▶ [WORK INSTRUCTIONS]:
Locate each line in the records containing "JSON". Copy it.
*** THE DATA
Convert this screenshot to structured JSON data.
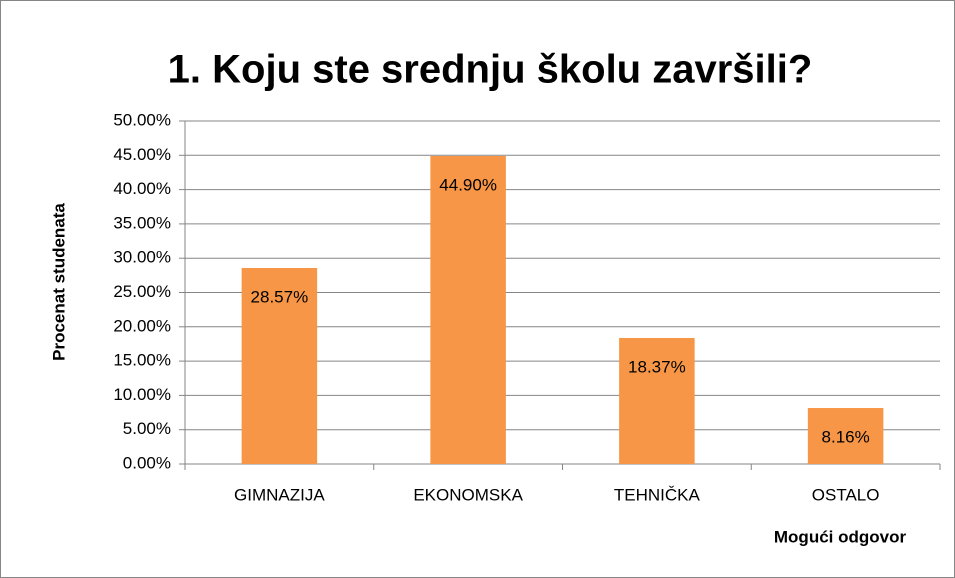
{
  "chart_data": {
    "type": "bar",
    "title": "1. Koju ste srednju školu završili?",
    "y_label": "Procenat studenata",
    "x_label": "Mogući odgovor",
    "categories": [
      "GIMNAZIJA",
      "EKONOMSKA",
      "TEHNIČKA",
      "OSTALO"
    ],
    "values": [
      28.57,
      44.9,
      18.37,
      8.16
    ],
    "value_labels": [
      "28.57%",
      "44.90%",
      "18.37%",
      "8.16%"
    ],
    "color": "#f79646",
    "ylim": [
      0,
      50
    ],
    "yticks": [
      {
        "value": 0,
        "label": "0.00%"
      },
      {
        "value": 5,
        "label": "5.00%"
      },
      {
        "value": 10,
        "label": "10.00%"
      },
      {
        "value": 15,
        "label": "15.00%"
      },
      {
        "value": 20,
        "label": "20.00%"
      },
      {
        "value": 25,
        "label": "25.00%"
      },
      {
        "value": 30,
        "label": "30.00%"
      },
      {
        "value": 35,
        "label": "35.00%"
      },
      {
        "value": 40,
        "label": "40.00%"
      },
      {
        "value": 45,
        "label": "45.00%"
      },
      {
        "value": 50,
        "label": "50.00%"
      }
    ],
    "grid": true
  }
}
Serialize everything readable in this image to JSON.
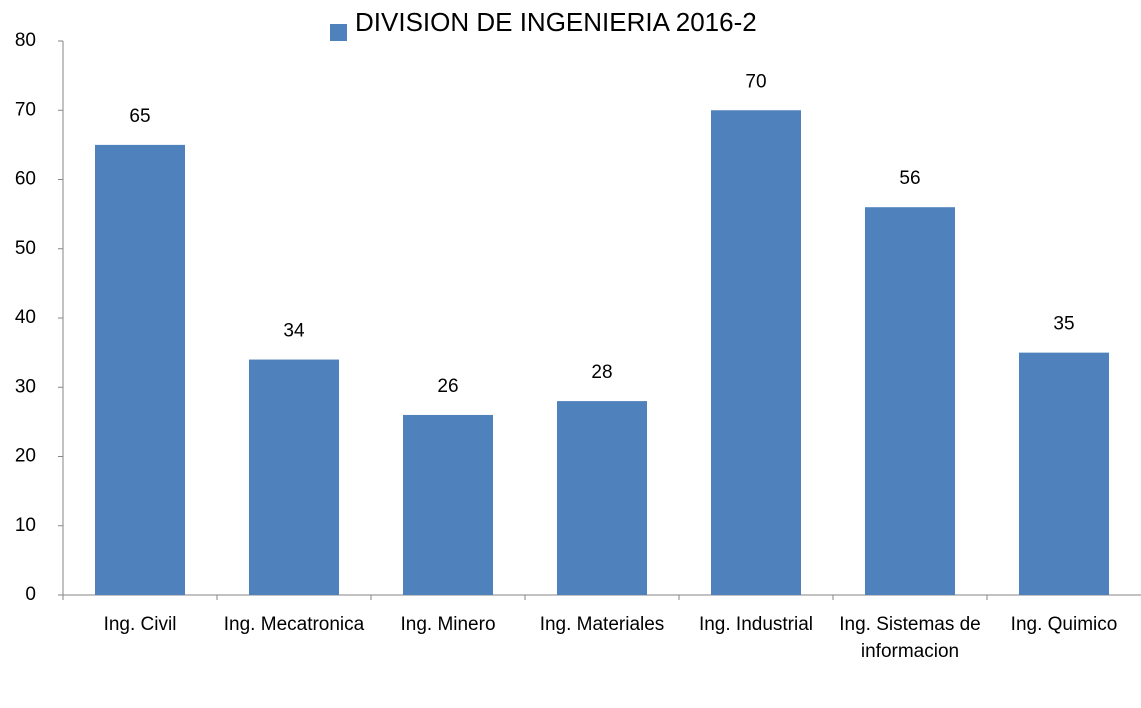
{
  "chart_data": {
    "type": "bar",
    "categories": [
      "Ing. Civil",
      "Ing. Mecatronica",
      "Ing. Minero",
      "Ing. Materiales",
      "Ing. Industrial",
      "Ing. Sistemas de informacion",
      "Ing. Quimico"
    ],
    "series": [
      {
        "name": "DIVISION DE INGENIERIA 2016-2",
        "color": "#4f81bd",
        "values": [
          65,
          34,
          26,
          28,
          70,
          56,
          35
        ]
      }
    ],
    "ylim": [
      0,
      80
    ],
    "yticks": [
      0,
      10,
      20,
      30,
      40,
      50,
      60,
      70,
      80
    ],
    "grid": false,
    "legend": "top"
  }
}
******
▶ [SOLUTION TO THIS PROBLEM]:
Convert this screenshot to structured JSON data.
Serialize everything readable in this image to JSON.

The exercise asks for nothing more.